# [What the task asks]
Take the material below and write it all out again exactly.

# [Dataset excerpts]
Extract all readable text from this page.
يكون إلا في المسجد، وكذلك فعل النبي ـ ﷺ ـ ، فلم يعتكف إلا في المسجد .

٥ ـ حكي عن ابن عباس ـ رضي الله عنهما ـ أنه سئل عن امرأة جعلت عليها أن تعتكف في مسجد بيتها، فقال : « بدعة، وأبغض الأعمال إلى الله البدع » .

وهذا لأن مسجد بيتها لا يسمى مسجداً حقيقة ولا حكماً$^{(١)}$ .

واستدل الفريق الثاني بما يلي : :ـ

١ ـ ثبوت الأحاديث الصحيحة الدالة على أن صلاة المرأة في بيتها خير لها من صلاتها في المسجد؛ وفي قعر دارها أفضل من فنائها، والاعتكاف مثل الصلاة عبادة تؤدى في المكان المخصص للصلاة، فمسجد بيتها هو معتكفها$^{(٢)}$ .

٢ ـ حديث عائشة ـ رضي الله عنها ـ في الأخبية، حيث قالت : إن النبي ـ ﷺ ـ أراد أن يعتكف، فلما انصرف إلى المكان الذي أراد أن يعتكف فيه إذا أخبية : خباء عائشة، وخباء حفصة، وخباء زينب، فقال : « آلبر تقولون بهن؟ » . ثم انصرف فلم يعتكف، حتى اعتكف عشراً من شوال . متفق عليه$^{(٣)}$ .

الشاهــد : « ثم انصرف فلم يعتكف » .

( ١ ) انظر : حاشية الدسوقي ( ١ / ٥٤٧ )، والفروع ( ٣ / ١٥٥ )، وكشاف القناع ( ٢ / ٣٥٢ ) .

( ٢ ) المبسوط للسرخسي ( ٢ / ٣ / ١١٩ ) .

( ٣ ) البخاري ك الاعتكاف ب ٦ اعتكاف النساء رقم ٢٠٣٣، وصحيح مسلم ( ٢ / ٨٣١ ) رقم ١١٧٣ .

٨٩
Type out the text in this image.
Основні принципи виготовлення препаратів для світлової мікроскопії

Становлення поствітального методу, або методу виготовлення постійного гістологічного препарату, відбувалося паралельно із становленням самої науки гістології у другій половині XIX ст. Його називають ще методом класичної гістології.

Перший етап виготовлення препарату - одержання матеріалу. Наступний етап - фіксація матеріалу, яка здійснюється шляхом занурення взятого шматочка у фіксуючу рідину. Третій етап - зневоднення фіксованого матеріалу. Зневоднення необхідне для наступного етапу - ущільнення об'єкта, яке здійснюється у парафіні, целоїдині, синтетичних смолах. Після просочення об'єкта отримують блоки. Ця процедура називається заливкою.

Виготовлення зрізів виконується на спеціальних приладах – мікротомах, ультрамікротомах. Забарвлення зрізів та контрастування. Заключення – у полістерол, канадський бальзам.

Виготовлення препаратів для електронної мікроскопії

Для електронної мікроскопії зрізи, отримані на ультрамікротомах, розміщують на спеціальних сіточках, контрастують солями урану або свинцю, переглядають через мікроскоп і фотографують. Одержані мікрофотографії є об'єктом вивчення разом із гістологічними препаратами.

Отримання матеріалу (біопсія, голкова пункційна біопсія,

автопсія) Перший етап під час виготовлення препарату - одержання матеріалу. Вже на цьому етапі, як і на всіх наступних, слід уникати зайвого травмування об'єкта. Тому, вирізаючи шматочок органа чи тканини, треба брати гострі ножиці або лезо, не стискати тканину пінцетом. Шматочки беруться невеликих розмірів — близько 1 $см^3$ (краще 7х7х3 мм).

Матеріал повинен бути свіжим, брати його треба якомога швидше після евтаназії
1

# [Completed exercise]
Extract all readable text from this page.
يكون إلا في المسجد، وكذلك فعل النبي ـ ﷺ ـ ، فلم يعتكف إلا في المسجد .

٥ ـ حكي عن ابن عباس ـ رضي الله عنهما ـ أنه سئل عن امرأة جعلت عليها أن تعتكف في مسجد بيتها، فقال : « بدعة، وأبغض الأعمال إلى الله البدع » .

وهذا لأن مسجد بيتها لا يسمى مسجداً حقيقة ولا حكماً$^{(١)}$ .

واستدل الفريق الثاني بما يلي : :ـ

١ ـ ثبوت الأحاديث الصحيحة الدالة على أن صلاة المرأة في بيتها خير لها من صلاتها في المسجد؛ وفي قعر دارها أفضل من فنائها، والاعتكاف مثل الصلاة عبادة تؤدى في المكان المخصص للصلاة، فمسجد بيتها هو معتكفها$^{(٢)}$ .

٢ ـ حديث عائشة ـ رضي الله عنها ـ في الأخبية، حيث قالت : إن النبي ـ ﷺ ـ أراد أن يعتكف، فلما انصرف إلى المكان الذي أراد أن يعتكف فيه إذا أخبية : خباء عائشة، وخباء حفصة، وخباء زينب، فقال : « آلبر تقولون بهن؟ » . ثم انصرف فلم يعتكف، حتى اعتكف عشراً من شوال . متفق عليه$^{(٣)}$ .

الشاهــد : « ثم انصرف فلم يعتكف » .

( ١ ) انظر : حاشية الدسوقي ( ١ / ٥٤٧ )، والفروع ( ٣ / ١٥٥ )، وكشاف القناع ( ٢ / ٣٥٢ ) .

( ٢ ) المبسوط للسرخسي ( ٢ / ٣ / ١١٩ ) .

( ٣ ) البخاري ك الاعتكاف ب ٦ اعتكاف النساء رقم ٢٠٣٣، وصحيح مسلم ( ٢ / ٨٣١ ) رقم ١١٧٣ .

٨٩
Type out the text in this image.
Основні принципи виготовлення препаратів для світлової мікроскопії

Становлення поствітального методу, або методу виготовлення постійного гістологічного препарату, відбувалося паралельно із становленням самої науки гістології у другій половині XIX ст. Його називають ще методом класичної гістології.

Перший етап виготовлення препарату - одержання матеріалу. Наступний етап - фіксація матеріалу, яка здійснюється шляхом занурення взятого шматочка у фіксуючу рідину. Третій етап - зневоднення фіксованого матеріалу. Зневоднення необхідне для наступного етапу - ущільнення об'єкта, яке здійснюється у парафіні, целоїдині, синтетичних смолах. Після просочення об'єкта отримують блоки. Ця процедура називається заливкою.

Виготовлення зрізів виконується на спеціальних приладах – мікротомах, ультрамікротомах. Забарвлення зрізів та контрастування. Заключення – у полістерол, канадський бальзам.

Виготовлення препаратів для електронної мікроскопії

Для електронної мікроскопії зрізи, отримані на ультрамікротомах, розміщують на спеціальних сіточках, контрастують солями урану або свинцю, переглядають через мікроскоп і фотографують. Одержані мікрофотографії є об'єктом вивчення разом із гістологічними препаратами.

Отримання матеріалу (біопсія, голкова пункційна біопсія,

автопсія) Перший етап під час виготовлення препарату - одержання матеріалу. Вже на цьому етапі, як і на всіх наступних, слід уникати зайвого травмування об'єкта. Тому, вирізаючи шматочок органа чи тканини, треба брати гострі ножиці або лезо, не стискати тканину пінцетом. Шматочки беруться невеликих розмірів — близько 1 $см^3$ (краще 7х7х3 мм).

Матеріал повинен бути свіжим, брати його треба якомога швидше після евтаназії
1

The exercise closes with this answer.